Reproduce all the lines below exactly and omit the images.

>> Start

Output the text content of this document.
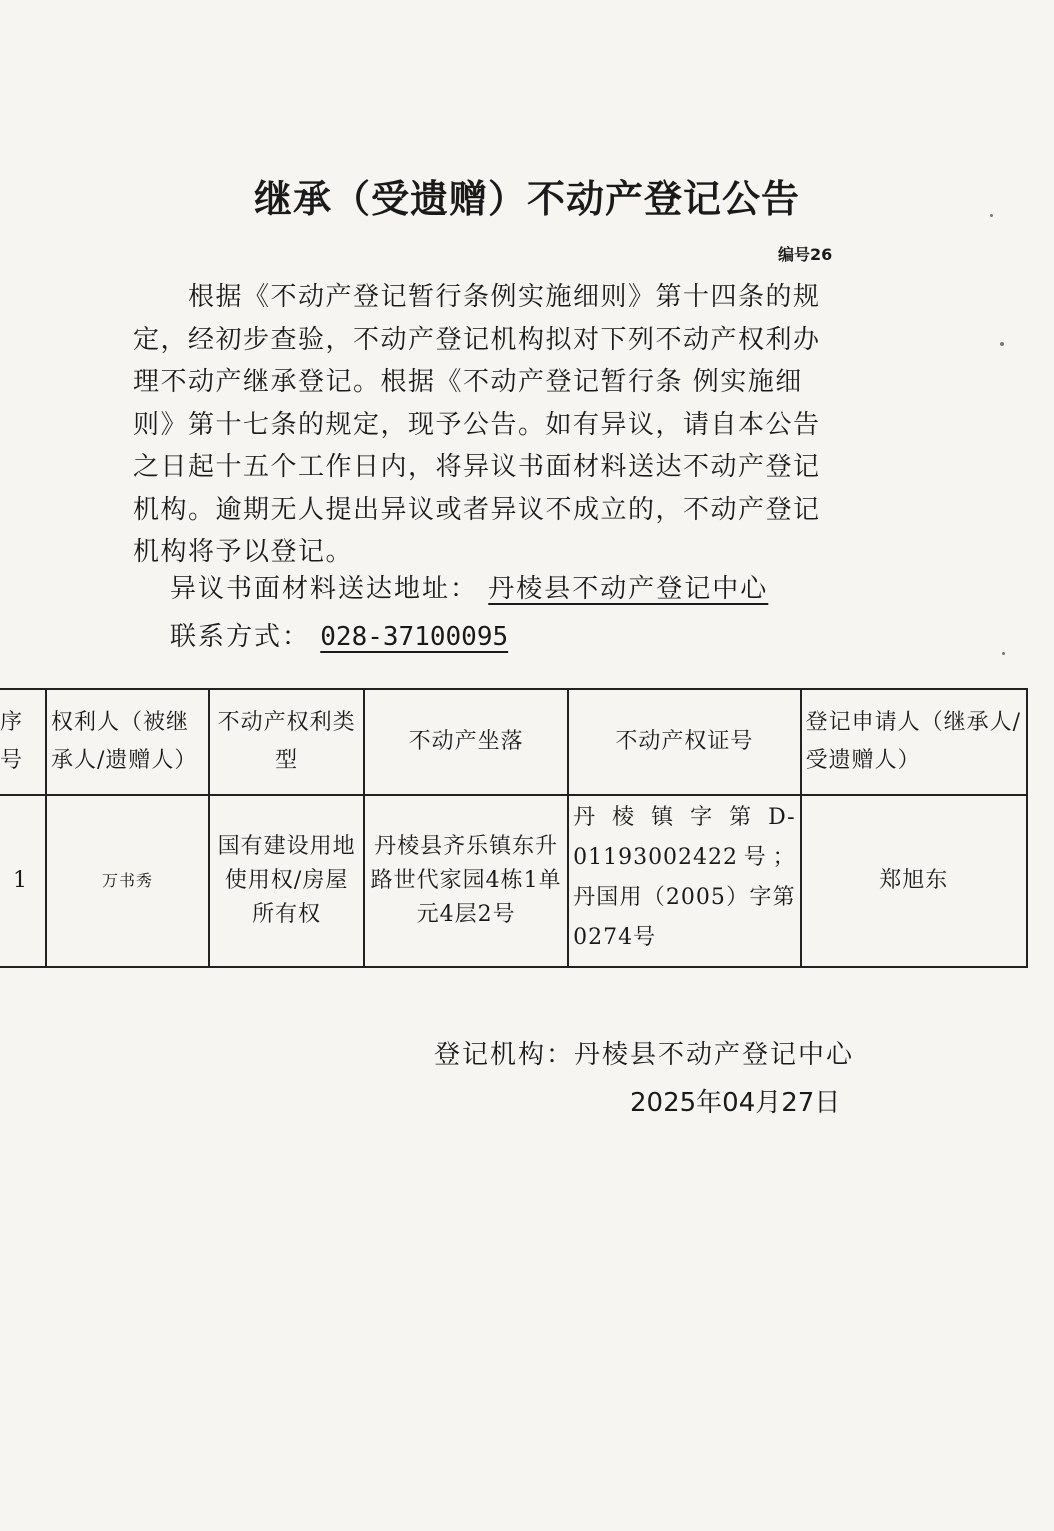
继承（受遗赠）不动产登记公告
编号26
　　根据《不动产登记暂行条例实施细则》第十四条的规
定，经初步查验，不动产登记机构拟对下列不动产权利办
理不动产继承登记。根据《不动产登记暂行条 例实施细
则》第十七条的规定，现予公告。如有异议，请自本公告
之日起十五个工作日内，将异议书面材料送达不动产登记
机构。逾期无人提出异议或者异议不成立的，不动产登记
机构将予以登记。
异议书面材料送达地址： 丹棱县不动产登记中心
联系方式： 028-37100095
序号	权利人（被继承人/遗赠人）	不动产权利类型	不动产坐落	不动产权证号	登记申请人（继承人/受遗赠人）
1	万书秀	国有建设用地使用权/房屋所有权	丹棱县齐乐镇东升路世代家园4栋1单元4层2号	丹棱镇字第D-01193002422号；丹国用（2005）字第0274号	郑旭东
登记机构：丹棱县不动产登记中心
2025年04月27日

>> End

• REPLY TO THE EXERCISE:
Output the text content of this document.
继承（受遗赠）不动产登记公告
编号26
　　根据《不动产登记暂行条例实施细则》第十四条的规
定，经初步查验，不动产登记机构拟对下列不动产权利办
理不动产继承登记。根据《不动产登记暂行条 例实施细
则》第十七条的规定，现予公告。如有异议，请自本公告
之日起十五个工作日内，将异议书面材料送达不动产登记
机构。逾期无人提出异议或者异议不成立的，不动产登记
机构将予以登记。
异议书面材料送达地址： 丹棱县不动产登记中心
联系方式： 028-37100095
序号	权利人（被继承人/遗赠人）	不动产权利类型	不动产坐落	不动产权证号	登记申请人（继承人/受遗赠人）
1	万书秀	国有建设用地使用权/房屋所有权	丹棱县齐乐镇东升路世代家园4栋1单元4层2号	丹棱镇字第D-01193002422号；丹国用（2005）字第0274号	郑旭东
登记机构：丹棱县不动产登记中心
2025年04月27日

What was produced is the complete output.